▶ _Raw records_

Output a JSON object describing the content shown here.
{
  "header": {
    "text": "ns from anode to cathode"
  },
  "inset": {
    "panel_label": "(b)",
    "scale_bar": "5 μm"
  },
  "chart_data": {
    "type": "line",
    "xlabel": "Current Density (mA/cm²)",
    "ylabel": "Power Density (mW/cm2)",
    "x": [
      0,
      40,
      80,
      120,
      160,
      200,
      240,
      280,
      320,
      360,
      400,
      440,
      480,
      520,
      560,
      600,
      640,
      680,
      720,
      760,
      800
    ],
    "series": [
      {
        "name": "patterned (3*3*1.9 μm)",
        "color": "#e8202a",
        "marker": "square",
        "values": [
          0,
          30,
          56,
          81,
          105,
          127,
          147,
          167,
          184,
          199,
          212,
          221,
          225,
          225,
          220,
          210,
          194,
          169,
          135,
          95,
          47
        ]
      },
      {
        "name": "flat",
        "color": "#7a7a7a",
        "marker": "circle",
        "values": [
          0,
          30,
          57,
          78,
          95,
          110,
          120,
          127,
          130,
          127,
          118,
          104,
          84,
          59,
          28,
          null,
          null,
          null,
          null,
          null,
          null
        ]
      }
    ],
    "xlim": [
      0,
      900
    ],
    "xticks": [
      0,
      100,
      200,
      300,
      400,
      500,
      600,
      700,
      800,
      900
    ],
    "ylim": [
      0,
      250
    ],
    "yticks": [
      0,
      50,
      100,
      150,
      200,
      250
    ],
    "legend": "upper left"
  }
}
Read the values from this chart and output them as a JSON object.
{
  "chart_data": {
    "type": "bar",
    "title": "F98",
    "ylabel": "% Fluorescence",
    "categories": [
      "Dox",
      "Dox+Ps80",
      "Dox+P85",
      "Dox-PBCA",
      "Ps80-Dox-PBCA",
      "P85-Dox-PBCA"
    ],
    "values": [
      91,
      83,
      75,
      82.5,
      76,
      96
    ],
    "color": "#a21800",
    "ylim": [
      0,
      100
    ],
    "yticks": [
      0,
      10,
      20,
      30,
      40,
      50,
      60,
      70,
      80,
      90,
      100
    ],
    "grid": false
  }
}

▶ _Set exercise_
Make an exact copy of the listing, including every line.

▶ _Task response_
Output a JSON object describing the content shown here.
{
  "header": {
    "text": "ns from anode to cathode"
  },
  "inset": {
    "panel_label": "(b)",
    "scale_bar": "5 μm"
  },
  "chart_data": {
    "type": "line",
    "xlabel": "Current Density (mA/cm²)",
    "ylabel": "Power Density (mW/cm2)",
    "x": [
      0,
      40,
      80,
      120,
      160,
      200,
      240,
      280,
      320,
      360,
      400,
      440,
      480,
      520,
      560,
      600,
      640,
      680,
      720,
      760,
      800
    ],
    "series": [
      {
        "name": "patterned (3*3*1.9 μm)",
        "color": "#e8202a",
        "marker": "square",
        "values": [
          0,
          30,
          56,
          81,
          105,
          127,
          147,
          167,
          184,
          199,
          212,
          221,
          225,
          225,
          220,
          210,
          194,
          169,
          135,
          95,
          47
        ]
      },
      {
        "name": "flat",
        "color": "#7a7a7a",
        "marker": "circle",
        "values": [
          0,
          30,
          57,
          78,
          95,
          110,
          120,
          127,
          130,
          127,
          118,
          104,
          84,
          59,
          28,
          null,
          null,
          null,
          null,
          null,
          null
        ]
      }
    ],
    "xlim": [
      0,
      900
    ],
    "xticks": [
      0,
      100,
      200,
      300,
      400,
      500,
      600,
      700,
      800,
      900
    ],
    "ylim": [
      0,
      250
    ],
    "yticks": [
      0,
      50,
      100,
      150,
      200,
      250
    ],
    "legend": "upper left"
  }
}
Read the values from this chart and output them as a JSON object.
{
  "chart_data": {
    "type": "bar",
    "title": "F98",
    "ylabel": "% Fluorescence",
    "categories": [
      "Dox",
      "Dox+Ps80",
      "Dox+P85",
      "Dox-PBCA",
      "Ps80-Dox-PBCA",
      "P85-Dox-PBCA"
    ],
    "values": [
      91,
      83,
      75,
      82.5,
      76,
      96
    ],
    "color": "#a21800",
    "ylim": [
      0,
      100
    ],
    "yticks": [
      0,
      10,
      20,
      30,
      40,
      50,
      60,
      70,
      80,
      90,
      100
    ],
    "grid": false
  }
}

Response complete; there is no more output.